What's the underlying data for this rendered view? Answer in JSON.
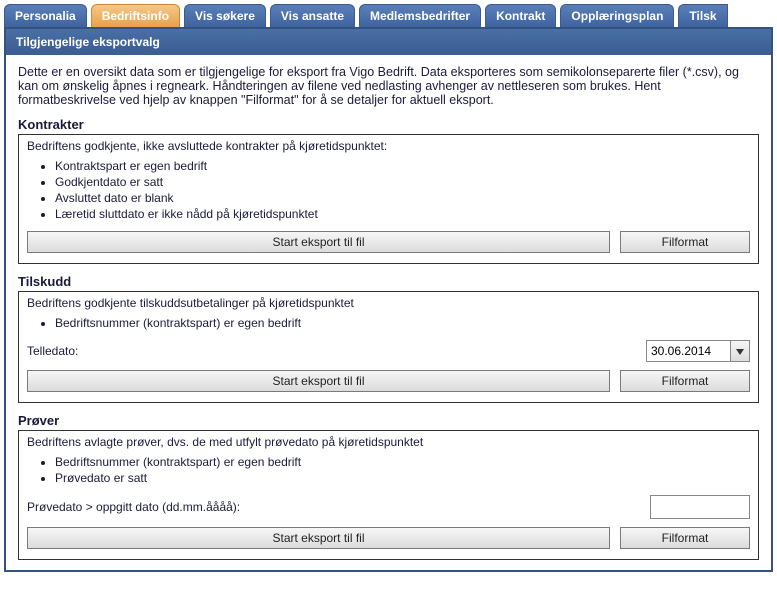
{
  "tabs": {
    "personalia": "Personalia",
    "bedriftsinfo": "Bedriftsinfo",
    "vis_sokere": "Vis søkere",
    "vis_ansatte": "Vis ansatte",
    "medlemsbedrifter": "Medlemsbedrifter",
    "kontrakt": "Kontrakt",
    "opplaeringsplan": "Opplæringsplan",
    "tilsk_trunc": "Tilsk"
  },
  "panel": {
    "header": "Tilgjengelige eksportvalg",
    "intro": "Dette er en oversikt data som er tilgjengelige for eksport fra Vigo Bedrift. Data eksporteres som semikolonseparerte filer (*.csv), og kan om ønskelig åpnes i regneark. Håndteringen av filene ved nedlasting avhenger av nettleseren som brukes. Hent formatbeskrivelse ved hjelp av knappen \"Filformat\" for å se detaljer for aktuell eksport."
  },
  "kontrakter": {
    "title": "Kontrakter",
    "desc": "Bedriftens godkjente, ikke avsluttede kontrakter på kjøretidspunktet:",
    "items": {
      "i1": "Kontraktspart er egen bedrift",
      "i2": "Godkjentdato er satt",
      "i3": "Avsluttet dato er blank",
      "i4": "Læretid sluttdato er ikke nådd på kjøretidspunktet"
    },
    "btn_start": "Start eksport til fil",
    "btn_format": "Filformat"
  },
  "tilskudd": {
    "title": "Tilskudd",
    "desc": "Bedriftens godkjente tilskuddsutbetalinger på kjøretidspunktet",
    "items": {
      "i1": "Bedriftsnummer (kontraktspart) er egen bedrift"
    },
    "telledato_label": "Telledato:",
    "telledato_value": "30.06.2014",
    "btn_start": "Start eksport til fil",
    "btn_format": "Filformat"
  },
  "prover": {
    "title": "Prøver",
    "desc": "Bedriftens avlagte prøver, dvs. de med utfylt prøvedato på kjøretidspunktet",
    "items": {
      "i1": "Bedriftsnummer (kontraktspart) er egen bedrift",
      "i2": "Prøvedato er satt"
    },
    "provedato_label": "Prøvedato > oppgitt dato (dd.mm.åååå):",
    "provedato_value": "",
    "btn_start": "Start eksport til fil",
    "btn_format": "Filformat"
  }
}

* What is needed *
Using the listing above, show every line that includes the string "egen".

* Result for this task *
      "i1": "Kontraktspart er egen bedrift",
      "i1": "Bedriftsnummer (kontraktspart) er egen bedrift"
      "i1": "Bedriftsnummer (kontraktspart) er egen bedrift",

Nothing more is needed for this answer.